▸ BRIEF
Gather up every line that includes the string "course".

── PROVIDED ENTRIES ──

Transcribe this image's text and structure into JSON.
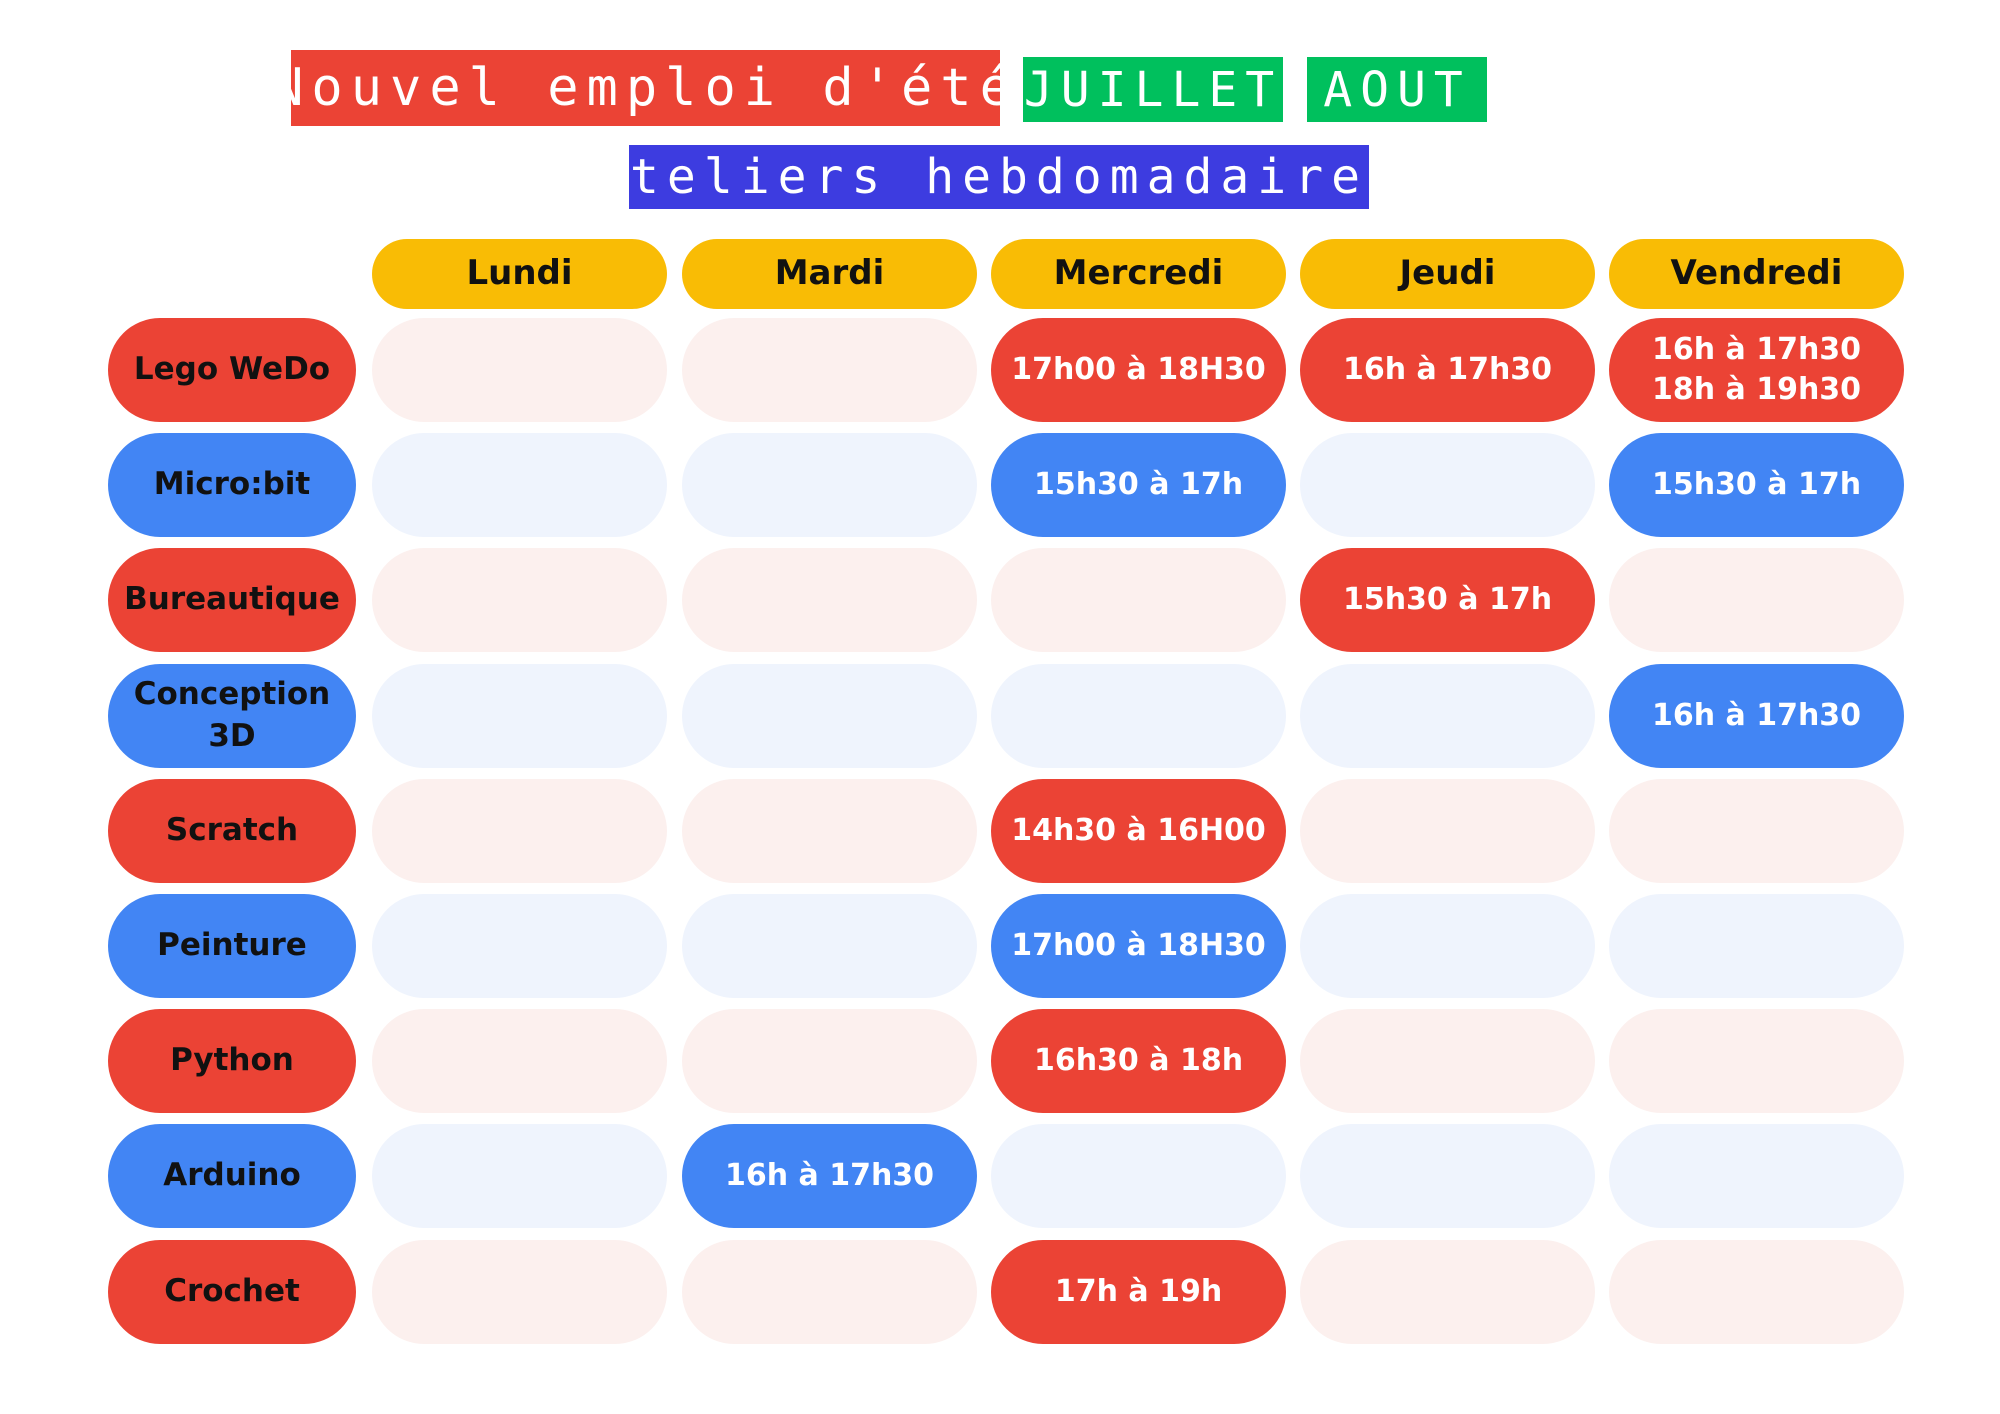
{
  "header": {
    "title": "Nouvel emploi d'été",
    "months": [
      "JUILLET",
      "AOUT"
    ],
    "subtitle": "Ateliers hebdomadaires"
  },
  "colors": {
    "title_bg": "#EB4335",
    "month_bg": "#00C05D",
    "subtitle_bg": "#3D3CE0",
    "day_bg": "#F9BC05",
    "red": "#EB4335",
    "blue": "#4285F4",
    "red_empty": "#FCF0EE",
    "blue_empty": "#EFF4FD"
  },
  "days": [
    "Lundi",
    "Mardi",
    "Mercredi",
    "Jeudi",
    "Vendredi"
  ],
  "rows": [
    {
      "course": "Lego WeDo",
      "color": "red",
      "slots": [
        [],
        [],
        [
          "17h00 à 18H30"
        ],
        [
          "16h à 17h30"
        ],
        [
          "16h à 17h30",
          "18h à 19h30"
        ]
      ]
    },
    {
      "course": "Micro:bit",
      "color": "blue",
      "slots": [
        [],
        [],
        [
          "15h30 à 17h"
        ],
        [],
        [
          "15h30 à 17h"
        ]
      ]
    },
    {
      "course": "Bureautique",
      "color": "red",
      "slots": [
        [],
        [],
        [],
        [
          "15h30 à 17h"
        ],
        []
      ]
    },
    {
      "course": "Conception 3D",
      "color": "blue",
      "slots": [
        [],
        [],
        [],
        [],
        [
          "16h à 17h30"
        ]
      ]
    },
    {
      "course": "Scratch",
      "color": "red",
      "slots": [
        [],
        [],
        [
          "14h30 à 16H00"
        ],
        [],
        []
      ]
    },
    {
      "course": "Peinture",
      "color": "blue",
      "slots": [
        [],
        [],
        [
          "17h00 à 18H30"
        ],
        [],
        []
      ]
    },
    {
      "course": "Python",
      "color": "red",
      "slots": [
        [],
        [],
        [
          "16h30 à 18h"
        ],
        [],
        []
      ]
    },
    {
      "course": "Arduino",
      "color": "blue",
      "slots": [
        [],
        [
          "16h à 17h30"
        ],
        [],
        [],
        []
      ]
    },
    {
      "course": "Crochet",
      "color": "red",
      "slots": [
        [],
        [],
        [
          "17h à 19h"
        ],
        [],
        []
      ]
    }
  ]
}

───

▸ SOLUTION BELOW
      "course": "Lego WeDo",
      "course": "Micro:bit",
      "course": "Bureautique",
      "course": "Conception 3D",
      "course": "Scratch",
      "course": "Peinture",
      "course": "Python",
      "course": "Arduino",
      "course": "Crochet",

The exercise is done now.